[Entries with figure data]
+++++

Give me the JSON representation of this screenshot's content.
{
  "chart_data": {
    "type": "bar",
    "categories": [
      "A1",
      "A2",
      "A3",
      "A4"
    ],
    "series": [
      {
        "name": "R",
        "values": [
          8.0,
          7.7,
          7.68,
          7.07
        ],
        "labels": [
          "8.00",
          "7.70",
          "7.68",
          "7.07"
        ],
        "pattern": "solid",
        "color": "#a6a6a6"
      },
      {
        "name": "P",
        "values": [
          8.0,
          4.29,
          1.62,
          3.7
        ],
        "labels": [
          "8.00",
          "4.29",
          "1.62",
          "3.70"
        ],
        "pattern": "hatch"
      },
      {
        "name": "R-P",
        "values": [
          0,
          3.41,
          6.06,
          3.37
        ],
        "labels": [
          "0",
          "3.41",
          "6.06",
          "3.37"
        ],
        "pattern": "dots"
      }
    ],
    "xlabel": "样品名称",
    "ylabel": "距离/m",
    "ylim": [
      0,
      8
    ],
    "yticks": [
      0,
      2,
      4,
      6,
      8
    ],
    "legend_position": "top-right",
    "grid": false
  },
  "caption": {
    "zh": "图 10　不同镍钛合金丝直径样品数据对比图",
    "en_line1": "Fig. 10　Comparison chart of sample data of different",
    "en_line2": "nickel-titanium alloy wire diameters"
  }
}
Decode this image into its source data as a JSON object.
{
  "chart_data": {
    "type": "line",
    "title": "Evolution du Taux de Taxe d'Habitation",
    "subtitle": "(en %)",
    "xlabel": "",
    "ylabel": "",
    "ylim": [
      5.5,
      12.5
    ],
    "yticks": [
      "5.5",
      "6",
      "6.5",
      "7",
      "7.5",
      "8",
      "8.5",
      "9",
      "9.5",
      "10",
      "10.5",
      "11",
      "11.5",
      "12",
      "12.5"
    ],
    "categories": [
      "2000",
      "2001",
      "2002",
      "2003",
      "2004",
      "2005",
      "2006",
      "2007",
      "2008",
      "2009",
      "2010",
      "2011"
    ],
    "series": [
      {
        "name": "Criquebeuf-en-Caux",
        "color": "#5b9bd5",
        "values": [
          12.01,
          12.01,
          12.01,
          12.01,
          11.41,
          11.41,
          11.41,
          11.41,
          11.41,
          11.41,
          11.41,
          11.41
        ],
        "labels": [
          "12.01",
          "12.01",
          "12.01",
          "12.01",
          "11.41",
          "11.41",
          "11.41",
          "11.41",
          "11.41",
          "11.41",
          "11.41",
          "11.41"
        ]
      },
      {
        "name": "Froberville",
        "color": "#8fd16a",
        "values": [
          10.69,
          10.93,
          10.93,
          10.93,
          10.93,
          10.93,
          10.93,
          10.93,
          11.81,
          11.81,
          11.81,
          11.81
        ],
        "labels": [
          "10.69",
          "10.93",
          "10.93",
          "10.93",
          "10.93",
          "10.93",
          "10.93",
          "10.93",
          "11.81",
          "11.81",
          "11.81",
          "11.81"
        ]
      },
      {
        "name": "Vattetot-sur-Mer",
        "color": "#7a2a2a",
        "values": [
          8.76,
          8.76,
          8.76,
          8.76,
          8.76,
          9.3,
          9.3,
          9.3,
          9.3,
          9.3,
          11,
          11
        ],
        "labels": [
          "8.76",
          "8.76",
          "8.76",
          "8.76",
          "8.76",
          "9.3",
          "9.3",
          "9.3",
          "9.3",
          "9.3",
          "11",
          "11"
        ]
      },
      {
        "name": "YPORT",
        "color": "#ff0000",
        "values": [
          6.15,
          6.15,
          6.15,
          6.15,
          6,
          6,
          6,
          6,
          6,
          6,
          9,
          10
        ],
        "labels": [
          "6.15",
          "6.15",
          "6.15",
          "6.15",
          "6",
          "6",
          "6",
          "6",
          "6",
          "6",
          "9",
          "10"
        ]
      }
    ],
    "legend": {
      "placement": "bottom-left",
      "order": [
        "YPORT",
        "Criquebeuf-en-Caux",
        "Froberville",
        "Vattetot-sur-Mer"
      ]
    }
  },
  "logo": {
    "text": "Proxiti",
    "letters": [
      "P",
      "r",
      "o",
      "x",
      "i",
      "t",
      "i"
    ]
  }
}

+++++

§ **INSTRUCTION**
Find the word "color" in the data and copy out each line where it turns up.

§ **EXERCISE SOLUTION**
        "color": "#a6a6a6"
        "color": "#5b9bd5",
        "color": "#8fd16a",
        "color": "#7a2a2a",
        "color": "#ff0000",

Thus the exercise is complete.